■ THE PROBLEM ■
Filter these entries so that only lines with the word "Východ" remain.

■ SUPPLIED RECORDS ■
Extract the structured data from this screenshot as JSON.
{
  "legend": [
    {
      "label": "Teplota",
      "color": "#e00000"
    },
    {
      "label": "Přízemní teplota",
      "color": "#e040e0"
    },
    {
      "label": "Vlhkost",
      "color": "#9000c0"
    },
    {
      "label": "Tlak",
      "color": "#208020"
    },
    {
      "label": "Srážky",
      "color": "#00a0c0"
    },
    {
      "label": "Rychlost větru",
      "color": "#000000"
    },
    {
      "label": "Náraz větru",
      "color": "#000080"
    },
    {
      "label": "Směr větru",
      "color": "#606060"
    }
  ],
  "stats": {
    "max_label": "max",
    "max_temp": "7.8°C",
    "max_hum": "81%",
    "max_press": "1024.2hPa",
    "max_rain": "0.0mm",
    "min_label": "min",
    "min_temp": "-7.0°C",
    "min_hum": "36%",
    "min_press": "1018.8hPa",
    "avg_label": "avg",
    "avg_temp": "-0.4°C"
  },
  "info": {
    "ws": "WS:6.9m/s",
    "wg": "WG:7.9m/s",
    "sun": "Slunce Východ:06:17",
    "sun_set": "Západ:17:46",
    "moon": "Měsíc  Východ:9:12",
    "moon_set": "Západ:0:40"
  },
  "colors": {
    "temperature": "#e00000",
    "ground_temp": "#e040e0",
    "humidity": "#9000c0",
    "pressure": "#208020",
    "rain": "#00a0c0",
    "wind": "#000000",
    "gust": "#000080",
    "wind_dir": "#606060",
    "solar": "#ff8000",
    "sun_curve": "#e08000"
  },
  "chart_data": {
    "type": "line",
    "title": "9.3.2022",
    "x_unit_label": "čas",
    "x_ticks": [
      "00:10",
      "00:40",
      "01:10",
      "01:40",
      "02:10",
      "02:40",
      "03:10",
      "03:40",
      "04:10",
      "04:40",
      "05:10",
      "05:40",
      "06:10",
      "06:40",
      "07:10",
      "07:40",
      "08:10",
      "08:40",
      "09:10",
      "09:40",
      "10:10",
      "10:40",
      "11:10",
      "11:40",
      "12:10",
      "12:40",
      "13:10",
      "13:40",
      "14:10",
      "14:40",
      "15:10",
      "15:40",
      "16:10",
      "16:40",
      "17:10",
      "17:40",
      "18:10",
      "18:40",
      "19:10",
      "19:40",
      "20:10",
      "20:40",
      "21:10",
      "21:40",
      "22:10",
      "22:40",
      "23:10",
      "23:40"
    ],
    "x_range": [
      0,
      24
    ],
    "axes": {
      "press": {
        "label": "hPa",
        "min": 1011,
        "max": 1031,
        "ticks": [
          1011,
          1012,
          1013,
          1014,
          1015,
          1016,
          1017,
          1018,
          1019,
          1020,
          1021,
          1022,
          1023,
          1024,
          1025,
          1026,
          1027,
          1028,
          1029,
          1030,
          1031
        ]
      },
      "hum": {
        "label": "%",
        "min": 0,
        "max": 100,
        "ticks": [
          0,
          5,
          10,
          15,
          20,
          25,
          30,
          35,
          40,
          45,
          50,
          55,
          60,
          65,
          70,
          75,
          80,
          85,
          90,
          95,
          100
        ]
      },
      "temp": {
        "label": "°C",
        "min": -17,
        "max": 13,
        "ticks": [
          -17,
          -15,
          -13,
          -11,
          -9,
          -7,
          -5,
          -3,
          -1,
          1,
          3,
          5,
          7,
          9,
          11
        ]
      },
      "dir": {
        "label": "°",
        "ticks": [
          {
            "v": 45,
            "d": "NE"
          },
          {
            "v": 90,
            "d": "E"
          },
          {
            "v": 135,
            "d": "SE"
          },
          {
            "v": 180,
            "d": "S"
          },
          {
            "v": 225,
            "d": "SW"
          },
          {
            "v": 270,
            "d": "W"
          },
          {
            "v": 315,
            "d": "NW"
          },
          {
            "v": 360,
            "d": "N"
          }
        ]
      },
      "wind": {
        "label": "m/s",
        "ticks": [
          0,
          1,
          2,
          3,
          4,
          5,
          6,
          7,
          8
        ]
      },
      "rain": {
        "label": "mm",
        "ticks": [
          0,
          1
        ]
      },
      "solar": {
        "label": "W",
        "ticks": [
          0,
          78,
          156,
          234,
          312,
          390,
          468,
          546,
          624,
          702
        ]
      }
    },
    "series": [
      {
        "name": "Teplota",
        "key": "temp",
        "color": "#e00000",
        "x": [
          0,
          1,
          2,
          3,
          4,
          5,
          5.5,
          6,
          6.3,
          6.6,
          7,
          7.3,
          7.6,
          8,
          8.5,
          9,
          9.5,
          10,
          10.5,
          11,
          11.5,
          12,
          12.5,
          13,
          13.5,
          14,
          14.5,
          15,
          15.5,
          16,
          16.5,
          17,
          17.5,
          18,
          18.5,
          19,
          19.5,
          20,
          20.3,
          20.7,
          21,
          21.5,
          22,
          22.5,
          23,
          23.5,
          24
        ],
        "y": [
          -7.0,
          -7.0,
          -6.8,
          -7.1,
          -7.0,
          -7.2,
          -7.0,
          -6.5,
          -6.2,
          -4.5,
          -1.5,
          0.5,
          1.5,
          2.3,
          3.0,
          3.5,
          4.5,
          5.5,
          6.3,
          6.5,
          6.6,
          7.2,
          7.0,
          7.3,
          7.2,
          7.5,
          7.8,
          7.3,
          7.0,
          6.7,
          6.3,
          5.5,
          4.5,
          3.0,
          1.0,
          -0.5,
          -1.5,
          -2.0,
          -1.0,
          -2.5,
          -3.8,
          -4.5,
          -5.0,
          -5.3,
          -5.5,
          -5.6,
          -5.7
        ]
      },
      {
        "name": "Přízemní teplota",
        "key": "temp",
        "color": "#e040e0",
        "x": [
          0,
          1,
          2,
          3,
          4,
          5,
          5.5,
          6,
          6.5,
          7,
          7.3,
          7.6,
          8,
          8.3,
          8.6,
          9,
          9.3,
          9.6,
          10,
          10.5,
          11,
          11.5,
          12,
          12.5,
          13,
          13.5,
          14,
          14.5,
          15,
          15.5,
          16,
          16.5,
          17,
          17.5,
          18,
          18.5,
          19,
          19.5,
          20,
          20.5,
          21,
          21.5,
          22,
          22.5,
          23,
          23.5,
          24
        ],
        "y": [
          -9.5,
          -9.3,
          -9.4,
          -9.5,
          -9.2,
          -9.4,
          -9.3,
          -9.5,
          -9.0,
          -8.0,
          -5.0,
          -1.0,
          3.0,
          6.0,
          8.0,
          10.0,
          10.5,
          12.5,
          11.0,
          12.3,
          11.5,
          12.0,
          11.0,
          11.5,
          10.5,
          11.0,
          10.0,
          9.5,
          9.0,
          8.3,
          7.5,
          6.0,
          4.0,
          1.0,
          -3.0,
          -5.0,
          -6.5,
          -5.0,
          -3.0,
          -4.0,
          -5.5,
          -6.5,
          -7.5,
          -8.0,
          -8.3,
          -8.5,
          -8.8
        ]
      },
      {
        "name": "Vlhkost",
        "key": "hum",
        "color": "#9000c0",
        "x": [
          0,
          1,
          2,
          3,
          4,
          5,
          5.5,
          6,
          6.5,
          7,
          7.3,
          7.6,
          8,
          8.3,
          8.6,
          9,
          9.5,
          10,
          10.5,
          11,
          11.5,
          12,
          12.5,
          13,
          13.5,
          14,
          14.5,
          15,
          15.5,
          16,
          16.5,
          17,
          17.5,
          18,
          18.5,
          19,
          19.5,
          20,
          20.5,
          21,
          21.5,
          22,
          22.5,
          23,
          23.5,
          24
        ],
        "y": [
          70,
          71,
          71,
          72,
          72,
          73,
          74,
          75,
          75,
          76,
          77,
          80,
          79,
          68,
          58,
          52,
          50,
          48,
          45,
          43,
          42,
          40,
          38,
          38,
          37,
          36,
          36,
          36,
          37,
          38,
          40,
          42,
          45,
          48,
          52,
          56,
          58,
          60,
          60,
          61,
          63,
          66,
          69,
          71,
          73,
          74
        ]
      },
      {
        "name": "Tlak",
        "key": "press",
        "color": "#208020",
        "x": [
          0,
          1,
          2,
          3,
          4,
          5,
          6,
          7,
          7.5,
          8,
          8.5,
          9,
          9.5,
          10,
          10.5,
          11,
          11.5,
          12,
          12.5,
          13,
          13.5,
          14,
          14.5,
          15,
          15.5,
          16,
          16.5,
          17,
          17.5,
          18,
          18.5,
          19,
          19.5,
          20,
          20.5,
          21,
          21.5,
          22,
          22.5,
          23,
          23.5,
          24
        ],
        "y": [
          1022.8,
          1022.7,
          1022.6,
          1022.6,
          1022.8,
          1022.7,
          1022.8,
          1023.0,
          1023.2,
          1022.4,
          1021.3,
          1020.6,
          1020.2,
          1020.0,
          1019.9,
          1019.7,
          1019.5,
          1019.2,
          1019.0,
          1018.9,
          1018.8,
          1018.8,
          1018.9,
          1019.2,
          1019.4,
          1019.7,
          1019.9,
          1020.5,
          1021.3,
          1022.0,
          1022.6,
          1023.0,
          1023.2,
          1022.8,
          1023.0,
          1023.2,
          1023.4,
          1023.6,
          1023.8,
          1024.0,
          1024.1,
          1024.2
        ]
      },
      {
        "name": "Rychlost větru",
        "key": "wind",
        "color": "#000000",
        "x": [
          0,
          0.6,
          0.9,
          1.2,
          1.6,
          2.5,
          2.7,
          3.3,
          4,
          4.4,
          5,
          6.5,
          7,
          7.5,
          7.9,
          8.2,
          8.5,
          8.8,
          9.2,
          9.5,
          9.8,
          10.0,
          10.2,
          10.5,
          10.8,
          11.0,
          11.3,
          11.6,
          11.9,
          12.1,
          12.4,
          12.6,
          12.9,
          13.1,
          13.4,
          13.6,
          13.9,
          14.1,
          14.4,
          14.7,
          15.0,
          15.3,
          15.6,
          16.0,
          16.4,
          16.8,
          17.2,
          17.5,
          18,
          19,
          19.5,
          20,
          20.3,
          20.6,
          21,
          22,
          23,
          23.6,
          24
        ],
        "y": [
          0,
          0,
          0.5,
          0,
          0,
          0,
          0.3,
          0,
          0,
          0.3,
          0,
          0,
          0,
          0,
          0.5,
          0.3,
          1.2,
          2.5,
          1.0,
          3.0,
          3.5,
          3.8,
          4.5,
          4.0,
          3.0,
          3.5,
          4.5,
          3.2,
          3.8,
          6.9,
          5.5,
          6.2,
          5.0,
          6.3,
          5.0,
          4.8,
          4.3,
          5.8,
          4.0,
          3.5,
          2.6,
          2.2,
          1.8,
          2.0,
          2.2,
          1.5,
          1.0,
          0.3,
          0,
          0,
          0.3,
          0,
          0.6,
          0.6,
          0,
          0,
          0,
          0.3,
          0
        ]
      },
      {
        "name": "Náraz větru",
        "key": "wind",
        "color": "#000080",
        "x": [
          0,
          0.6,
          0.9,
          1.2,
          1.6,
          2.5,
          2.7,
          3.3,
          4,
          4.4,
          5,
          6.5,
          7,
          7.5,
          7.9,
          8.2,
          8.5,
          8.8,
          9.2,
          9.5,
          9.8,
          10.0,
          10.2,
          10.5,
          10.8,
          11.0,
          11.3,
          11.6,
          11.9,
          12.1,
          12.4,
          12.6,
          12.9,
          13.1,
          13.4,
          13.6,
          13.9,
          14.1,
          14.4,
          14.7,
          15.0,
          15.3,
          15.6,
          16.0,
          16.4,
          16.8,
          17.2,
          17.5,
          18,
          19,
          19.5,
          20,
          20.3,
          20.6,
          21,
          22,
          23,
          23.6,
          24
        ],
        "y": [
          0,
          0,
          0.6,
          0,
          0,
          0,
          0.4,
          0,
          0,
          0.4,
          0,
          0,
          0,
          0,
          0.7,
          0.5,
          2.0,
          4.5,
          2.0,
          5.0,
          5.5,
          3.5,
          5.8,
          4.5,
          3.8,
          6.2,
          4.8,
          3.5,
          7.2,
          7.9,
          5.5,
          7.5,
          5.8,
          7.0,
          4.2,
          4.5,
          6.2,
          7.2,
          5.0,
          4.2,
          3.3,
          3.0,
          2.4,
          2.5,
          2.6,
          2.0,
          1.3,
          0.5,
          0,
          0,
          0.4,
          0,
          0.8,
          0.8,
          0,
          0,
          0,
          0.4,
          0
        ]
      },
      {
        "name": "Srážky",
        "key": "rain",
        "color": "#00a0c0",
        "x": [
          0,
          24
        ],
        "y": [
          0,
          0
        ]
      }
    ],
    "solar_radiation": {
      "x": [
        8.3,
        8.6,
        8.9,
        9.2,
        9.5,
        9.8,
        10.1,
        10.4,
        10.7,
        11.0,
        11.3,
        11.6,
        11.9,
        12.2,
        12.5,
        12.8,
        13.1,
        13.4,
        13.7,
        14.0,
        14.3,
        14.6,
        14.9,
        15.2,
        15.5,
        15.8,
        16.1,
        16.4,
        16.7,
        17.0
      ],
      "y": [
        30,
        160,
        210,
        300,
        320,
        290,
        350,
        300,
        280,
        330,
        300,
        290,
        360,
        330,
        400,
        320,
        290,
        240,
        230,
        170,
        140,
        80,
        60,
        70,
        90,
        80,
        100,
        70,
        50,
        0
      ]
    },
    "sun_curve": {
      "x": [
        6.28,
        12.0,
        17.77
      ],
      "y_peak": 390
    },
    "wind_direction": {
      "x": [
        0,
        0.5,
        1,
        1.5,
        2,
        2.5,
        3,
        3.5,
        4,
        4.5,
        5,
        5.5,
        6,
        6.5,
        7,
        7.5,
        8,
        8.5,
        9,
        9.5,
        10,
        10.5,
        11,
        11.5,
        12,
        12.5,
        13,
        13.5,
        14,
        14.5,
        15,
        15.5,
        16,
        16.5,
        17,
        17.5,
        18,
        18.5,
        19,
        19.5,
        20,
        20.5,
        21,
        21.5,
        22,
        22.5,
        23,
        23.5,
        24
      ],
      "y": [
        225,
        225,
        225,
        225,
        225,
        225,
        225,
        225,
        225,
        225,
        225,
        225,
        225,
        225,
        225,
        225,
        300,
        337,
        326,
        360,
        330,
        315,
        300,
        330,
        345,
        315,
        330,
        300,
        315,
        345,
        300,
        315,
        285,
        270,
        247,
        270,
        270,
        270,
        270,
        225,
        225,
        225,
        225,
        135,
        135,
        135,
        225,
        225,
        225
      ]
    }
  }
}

■ EXERCISE OUTPUT ■
    "sun": "Slunce Východ:06:17",
    "moon": "Měsíc  Východ:9:12",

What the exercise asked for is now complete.